-- Start Material provided --

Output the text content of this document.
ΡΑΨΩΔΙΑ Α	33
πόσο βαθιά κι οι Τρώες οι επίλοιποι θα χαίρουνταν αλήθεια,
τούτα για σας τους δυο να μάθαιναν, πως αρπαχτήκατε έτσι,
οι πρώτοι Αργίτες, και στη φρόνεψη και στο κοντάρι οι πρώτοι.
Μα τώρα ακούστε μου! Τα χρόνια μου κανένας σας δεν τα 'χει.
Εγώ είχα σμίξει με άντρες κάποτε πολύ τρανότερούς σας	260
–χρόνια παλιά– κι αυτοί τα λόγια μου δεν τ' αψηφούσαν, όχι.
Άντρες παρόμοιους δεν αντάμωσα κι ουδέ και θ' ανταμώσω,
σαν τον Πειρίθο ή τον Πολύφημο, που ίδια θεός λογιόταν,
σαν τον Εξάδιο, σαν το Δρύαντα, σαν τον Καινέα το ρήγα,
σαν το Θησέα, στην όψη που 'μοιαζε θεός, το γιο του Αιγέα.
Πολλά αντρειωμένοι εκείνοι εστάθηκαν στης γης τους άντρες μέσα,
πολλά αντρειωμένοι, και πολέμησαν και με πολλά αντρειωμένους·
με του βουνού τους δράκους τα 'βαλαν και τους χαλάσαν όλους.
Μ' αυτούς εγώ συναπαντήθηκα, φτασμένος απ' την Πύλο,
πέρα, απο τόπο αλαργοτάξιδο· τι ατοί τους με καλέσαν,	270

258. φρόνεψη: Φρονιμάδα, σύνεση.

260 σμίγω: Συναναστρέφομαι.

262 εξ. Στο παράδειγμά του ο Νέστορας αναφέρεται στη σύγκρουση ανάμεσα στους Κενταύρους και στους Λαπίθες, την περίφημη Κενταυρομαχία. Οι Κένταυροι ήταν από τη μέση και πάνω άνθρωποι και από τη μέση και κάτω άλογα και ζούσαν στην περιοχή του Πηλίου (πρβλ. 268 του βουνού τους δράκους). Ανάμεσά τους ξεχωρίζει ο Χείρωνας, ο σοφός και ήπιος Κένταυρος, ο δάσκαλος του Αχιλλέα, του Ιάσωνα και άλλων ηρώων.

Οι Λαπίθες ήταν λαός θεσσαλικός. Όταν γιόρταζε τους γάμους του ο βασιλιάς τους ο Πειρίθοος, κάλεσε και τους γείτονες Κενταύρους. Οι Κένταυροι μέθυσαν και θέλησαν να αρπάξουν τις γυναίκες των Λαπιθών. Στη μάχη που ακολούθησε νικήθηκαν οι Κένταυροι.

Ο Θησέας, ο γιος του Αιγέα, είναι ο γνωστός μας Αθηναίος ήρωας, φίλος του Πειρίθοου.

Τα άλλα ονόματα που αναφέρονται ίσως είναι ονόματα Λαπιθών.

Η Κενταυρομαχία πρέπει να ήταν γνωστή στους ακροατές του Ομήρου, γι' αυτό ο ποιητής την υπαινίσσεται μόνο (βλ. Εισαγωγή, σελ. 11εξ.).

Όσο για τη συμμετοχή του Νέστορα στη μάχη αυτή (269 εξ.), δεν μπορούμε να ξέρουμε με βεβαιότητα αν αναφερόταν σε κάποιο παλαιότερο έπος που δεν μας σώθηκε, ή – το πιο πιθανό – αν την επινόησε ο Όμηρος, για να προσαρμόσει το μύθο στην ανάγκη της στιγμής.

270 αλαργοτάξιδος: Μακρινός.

-- End Material provided --

**Do this**: Every record should be given again exactly.

**Answer for the task**:
Output the text content of this document.
ΡΑΨΩΔΙΑ Α	33
πόσο βαθιά κι οι Τρώες οι επίλοιποι θα χαίρουνταν αλήθεια,
τούτα για σας τους δυο να μάθαιναν, πως αρπαχτήκατε έτσι,
οι πρώτοι Αργίτες, και στη φρόνεψη και στο κοντάρι οι πρώτοι.
Μα τώρα ακούστε μου! Τα χρόνια μου κανένας σας δεν τα 'χει.
Εγώ είχα σμίξει με άντρες κάποτε πολύ τρανότερούς σας	260
–χρόνια παλιά– κι αυτοί τα λόγια μου δεν τ' αψηφούσαν, όχι.
Άντρες παρόμοιους δεν αντάμωσα κι ουδέ και θ' ανταμώσω,
σαν τον Πειρίθο ή τον Πολύφημο, που ίδια θεός λογιόταν,
σαν τον Εξάδιο, σαν το Δρύαντα, σαν τον Καινέα το ρήγα,
σαν το Θησέα, στην όψη που 'μοιαζε θεός, το γιο του Αιγέα.
Πολλά αντρειωμένοι εκείνοι εστάθηκαν στης γης τους άντρες μέσα,
πολλά αντρειωμένοι, και πολέμησαν και με πολλά αντρειωμένους·
με του βουνού τους δράκους τα 'βαλαν και τους χαλάσαν όλους.
Μ' αυτούς εγώ συναπαντήθηκα, φτασμένος απ' την Πύλο,
πέρα, απο τόπο αλαργοτάξιδο· τι ατοί τους με καλέσαν,	270

258. φρόνεψη: Φρονιμάδα, σύνεση.

260 σμίγω: Συναναστρέφομαι.

262 εξ. Στο παράδειγμά του ο Νέστορας αναφέρεται στη σύγκρουση ανάμεσα στους Κενταύρους και στους Λαπίθες, την περίφημη Κενταυρομαχία. Οι Κένταυροι ήταν από τη μέση και πάνω άνθρωποι και από τη μέση και κάτω άλογα και ζούσαν στην περιοχή του Πηλίου (πρβλ. 268 του βουνού τους δράκους). Ανάμεσά τους ξεχωρίζει ο Χείρωνας, ο σοφός και ήπιος Κένταυρος, ο δάσκαλος του Αχιλλέα, του Ιάσωνα και άλλων ηρώων.

Οι Λαπίθες ήταν λαός θεσσαλικός. Όταν γιόρταζε τους γάμους του ο βασιλιάς τους ο Πειρίθοος, κάλεσε και τους γείτονες Κενταύρους. Οι Κένταυροι μέθυσαν και θέλησαν να αρπάξουν τις γυναίκες των Λαπιθών. Στη μάχη που ακολούθησε νικήθηκαν οι Κένταυροι.

Ο Θησέας, ο γιος του Αιγέα, είναι ο γνωστός μας Αθηναίος ήρωας, φίλος του Πειρίθοου.

Τα άλλα ονόματα που αναφέρονται ίσως είναι ονόματα Λαπιθών.

Η Κενταυρομαχία πρέπει να ήταν γνωστή στους ακροατές του Ομήρου, γι' αυτό ο ποιητής την υπαινίσσεται μόνο (βλ. Εισαγωγή, σελ. 11εξ.).

Όσο για τη συμμετοχή του Νέστορα στη μάχη αυτή (269 εξ.), δεν μπορούμε να ξέρουμε με βεβαιότητα αν αναφερόταν σε κάποιο παλαιότερο έπος που δεν μας σώθηκε, ή – το πιο πιθανό – αν την επινόησε ο Όμηρος, για να προσαρμόσει το μύθο στην ανάγκη της στιγμής.

270 αλαργοτάξιδος: Μακρινός.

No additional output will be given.